> _To be done_:
Each line that holds the word "complete" should be returned.

[Data records]
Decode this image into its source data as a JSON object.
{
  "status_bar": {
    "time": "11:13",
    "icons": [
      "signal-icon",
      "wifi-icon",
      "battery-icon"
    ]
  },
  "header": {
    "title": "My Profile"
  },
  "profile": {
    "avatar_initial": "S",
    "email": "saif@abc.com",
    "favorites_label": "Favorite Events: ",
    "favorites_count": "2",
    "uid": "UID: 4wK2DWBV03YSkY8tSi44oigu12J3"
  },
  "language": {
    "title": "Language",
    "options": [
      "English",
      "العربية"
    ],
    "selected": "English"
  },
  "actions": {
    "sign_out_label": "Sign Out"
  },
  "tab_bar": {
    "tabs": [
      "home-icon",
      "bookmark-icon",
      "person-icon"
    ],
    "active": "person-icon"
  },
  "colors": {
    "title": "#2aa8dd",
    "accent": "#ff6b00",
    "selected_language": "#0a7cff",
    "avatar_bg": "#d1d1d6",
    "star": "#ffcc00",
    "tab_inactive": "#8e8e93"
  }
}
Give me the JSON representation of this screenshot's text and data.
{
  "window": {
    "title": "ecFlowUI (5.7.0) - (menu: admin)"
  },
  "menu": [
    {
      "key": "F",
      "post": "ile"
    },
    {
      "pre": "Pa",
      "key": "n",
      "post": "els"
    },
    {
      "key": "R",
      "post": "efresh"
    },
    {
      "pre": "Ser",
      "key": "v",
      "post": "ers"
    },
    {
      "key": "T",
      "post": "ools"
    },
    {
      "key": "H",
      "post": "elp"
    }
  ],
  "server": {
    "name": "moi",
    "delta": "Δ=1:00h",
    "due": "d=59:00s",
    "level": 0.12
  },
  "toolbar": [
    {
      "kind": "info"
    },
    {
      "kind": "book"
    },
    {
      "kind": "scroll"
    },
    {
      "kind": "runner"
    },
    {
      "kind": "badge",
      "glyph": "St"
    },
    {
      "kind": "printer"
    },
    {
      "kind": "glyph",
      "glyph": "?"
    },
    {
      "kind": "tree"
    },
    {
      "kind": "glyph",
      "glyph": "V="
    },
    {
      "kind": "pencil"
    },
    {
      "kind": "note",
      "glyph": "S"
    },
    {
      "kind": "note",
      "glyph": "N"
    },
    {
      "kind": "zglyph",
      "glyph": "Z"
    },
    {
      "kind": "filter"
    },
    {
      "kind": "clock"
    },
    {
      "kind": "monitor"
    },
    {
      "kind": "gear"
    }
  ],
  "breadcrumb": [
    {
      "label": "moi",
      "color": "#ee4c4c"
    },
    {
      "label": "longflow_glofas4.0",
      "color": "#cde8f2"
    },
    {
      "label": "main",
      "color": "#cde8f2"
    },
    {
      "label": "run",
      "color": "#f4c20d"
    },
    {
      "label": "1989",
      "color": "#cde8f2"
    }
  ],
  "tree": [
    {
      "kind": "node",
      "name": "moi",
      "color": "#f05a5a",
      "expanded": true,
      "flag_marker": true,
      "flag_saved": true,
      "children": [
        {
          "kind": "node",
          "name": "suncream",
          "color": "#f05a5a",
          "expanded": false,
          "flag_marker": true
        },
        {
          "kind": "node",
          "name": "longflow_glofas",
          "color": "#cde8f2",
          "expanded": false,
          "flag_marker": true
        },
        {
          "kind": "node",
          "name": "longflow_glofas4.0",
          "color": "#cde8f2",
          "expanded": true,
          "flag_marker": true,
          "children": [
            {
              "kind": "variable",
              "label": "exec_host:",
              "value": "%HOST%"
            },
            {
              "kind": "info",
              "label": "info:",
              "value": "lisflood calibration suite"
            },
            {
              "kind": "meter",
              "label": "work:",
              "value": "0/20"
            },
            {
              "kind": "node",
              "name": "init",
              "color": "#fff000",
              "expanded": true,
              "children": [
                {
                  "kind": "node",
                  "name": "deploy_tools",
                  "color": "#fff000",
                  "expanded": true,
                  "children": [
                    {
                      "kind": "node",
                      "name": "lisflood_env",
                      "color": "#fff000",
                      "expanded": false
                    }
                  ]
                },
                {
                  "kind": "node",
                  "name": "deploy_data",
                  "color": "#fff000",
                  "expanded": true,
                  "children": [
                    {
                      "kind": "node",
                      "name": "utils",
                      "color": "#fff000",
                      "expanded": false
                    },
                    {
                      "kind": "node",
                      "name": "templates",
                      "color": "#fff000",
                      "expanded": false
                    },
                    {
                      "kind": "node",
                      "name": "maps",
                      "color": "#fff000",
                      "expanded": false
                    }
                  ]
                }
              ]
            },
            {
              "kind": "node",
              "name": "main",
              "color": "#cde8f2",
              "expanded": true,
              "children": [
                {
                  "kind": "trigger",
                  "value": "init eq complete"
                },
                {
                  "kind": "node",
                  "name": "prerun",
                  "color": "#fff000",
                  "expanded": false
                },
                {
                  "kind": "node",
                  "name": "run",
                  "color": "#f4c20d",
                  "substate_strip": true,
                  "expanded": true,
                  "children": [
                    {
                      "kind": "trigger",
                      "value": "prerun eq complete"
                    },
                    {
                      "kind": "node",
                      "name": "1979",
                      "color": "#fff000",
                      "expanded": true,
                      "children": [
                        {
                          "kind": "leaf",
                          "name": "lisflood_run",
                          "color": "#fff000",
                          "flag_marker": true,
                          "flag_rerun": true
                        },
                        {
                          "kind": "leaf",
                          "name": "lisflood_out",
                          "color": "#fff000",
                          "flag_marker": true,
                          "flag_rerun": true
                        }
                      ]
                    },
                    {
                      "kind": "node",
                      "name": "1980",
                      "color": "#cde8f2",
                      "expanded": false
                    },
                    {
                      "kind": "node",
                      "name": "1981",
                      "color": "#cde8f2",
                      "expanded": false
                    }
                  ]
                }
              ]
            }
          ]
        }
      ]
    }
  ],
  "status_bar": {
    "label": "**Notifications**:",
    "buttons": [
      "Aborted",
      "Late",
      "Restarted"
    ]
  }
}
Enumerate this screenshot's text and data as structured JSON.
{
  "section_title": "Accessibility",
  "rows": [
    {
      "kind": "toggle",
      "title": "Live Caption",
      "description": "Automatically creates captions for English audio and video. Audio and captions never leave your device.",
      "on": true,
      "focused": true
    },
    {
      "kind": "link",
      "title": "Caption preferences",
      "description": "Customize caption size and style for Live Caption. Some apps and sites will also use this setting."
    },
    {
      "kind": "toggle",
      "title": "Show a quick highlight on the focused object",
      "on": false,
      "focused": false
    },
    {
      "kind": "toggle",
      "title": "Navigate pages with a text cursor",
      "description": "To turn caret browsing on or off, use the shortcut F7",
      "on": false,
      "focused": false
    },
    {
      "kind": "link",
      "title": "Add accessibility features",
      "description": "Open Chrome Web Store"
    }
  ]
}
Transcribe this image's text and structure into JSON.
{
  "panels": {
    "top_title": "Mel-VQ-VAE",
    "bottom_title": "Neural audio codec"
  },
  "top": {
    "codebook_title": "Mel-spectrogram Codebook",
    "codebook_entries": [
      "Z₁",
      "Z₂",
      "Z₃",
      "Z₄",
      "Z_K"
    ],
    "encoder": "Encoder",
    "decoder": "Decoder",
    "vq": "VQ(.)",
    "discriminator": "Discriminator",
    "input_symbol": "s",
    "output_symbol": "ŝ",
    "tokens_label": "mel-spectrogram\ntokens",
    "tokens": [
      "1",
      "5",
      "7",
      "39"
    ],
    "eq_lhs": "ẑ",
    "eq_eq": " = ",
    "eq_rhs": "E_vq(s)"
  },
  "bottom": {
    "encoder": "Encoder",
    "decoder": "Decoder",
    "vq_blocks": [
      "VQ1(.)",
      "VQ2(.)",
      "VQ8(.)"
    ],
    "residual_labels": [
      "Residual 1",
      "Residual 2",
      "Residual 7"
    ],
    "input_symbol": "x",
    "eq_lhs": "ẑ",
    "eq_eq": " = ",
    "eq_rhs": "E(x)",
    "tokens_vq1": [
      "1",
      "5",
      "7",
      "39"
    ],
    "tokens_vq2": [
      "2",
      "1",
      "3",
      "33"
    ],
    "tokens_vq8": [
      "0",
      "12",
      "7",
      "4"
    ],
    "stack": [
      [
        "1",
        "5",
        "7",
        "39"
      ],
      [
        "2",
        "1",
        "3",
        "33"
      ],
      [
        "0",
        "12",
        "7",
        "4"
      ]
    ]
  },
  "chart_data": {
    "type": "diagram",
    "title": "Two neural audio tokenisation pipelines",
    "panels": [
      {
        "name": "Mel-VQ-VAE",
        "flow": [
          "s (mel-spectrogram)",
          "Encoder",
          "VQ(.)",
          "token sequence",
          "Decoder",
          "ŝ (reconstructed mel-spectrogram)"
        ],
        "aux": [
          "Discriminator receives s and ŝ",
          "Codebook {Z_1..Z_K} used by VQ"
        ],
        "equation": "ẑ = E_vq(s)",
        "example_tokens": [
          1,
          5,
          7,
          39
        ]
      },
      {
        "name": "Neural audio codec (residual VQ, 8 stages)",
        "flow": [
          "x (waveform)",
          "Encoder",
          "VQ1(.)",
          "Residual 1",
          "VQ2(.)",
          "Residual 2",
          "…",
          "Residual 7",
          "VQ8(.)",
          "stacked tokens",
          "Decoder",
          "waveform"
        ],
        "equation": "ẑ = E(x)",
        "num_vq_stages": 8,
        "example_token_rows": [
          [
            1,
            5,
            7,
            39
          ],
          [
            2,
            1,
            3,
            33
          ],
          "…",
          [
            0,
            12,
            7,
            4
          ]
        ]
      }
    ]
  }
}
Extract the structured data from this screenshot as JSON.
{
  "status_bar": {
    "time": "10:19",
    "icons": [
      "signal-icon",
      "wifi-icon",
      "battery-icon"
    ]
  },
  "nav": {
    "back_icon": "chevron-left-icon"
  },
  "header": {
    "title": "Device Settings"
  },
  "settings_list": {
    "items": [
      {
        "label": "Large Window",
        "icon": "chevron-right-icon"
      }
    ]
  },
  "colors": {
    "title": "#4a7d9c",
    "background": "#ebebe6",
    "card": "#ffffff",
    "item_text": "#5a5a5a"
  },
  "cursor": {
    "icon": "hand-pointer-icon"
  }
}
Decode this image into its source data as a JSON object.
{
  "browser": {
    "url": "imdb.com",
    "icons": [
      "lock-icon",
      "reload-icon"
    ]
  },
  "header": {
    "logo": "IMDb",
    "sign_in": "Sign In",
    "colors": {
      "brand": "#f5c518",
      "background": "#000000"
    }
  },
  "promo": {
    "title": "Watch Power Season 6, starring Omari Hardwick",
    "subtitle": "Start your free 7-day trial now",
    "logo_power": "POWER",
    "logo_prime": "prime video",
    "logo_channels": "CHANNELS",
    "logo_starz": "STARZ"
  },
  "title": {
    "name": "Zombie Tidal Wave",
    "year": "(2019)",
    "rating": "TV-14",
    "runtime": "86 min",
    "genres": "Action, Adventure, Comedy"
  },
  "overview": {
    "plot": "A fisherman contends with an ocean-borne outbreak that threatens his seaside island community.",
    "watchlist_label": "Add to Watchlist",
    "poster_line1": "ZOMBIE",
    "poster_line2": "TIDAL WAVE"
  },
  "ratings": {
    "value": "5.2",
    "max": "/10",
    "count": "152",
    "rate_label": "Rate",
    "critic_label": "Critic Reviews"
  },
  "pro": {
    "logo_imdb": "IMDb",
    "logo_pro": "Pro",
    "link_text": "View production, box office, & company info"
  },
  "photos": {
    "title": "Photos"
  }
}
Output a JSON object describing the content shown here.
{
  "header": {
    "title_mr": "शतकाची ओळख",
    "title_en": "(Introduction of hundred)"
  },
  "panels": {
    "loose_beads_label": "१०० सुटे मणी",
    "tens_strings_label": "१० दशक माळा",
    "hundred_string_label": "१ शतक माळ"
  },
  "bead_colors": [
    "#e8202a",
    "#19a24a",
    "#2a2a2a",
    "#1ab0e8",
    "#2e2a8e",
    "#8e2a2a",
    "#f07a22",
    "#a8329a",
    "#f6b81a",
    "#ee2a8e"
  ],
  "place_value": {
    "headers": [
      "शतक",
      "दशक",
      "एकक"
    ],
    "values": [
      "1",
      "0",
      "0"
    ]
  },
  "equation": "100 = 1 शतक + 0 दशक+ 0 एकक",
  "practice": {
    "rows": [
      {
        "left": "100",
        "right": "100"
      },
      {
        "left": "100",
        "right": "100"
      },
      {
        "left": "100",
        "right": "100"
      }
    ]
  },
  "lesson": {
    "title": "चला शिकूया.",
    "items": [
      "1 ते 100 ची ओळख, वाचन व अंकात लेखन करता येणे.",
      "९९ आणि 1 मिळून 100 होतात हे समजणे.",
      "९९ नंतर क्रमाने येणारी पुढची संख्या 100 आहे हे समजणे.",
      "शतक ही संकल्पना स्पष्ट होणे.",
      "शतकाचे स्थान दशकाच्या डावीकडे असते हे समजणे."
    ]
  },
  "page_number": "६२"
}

> _The response_:
                  "value": "init eq complete"
                      "value": "prerun eq complete"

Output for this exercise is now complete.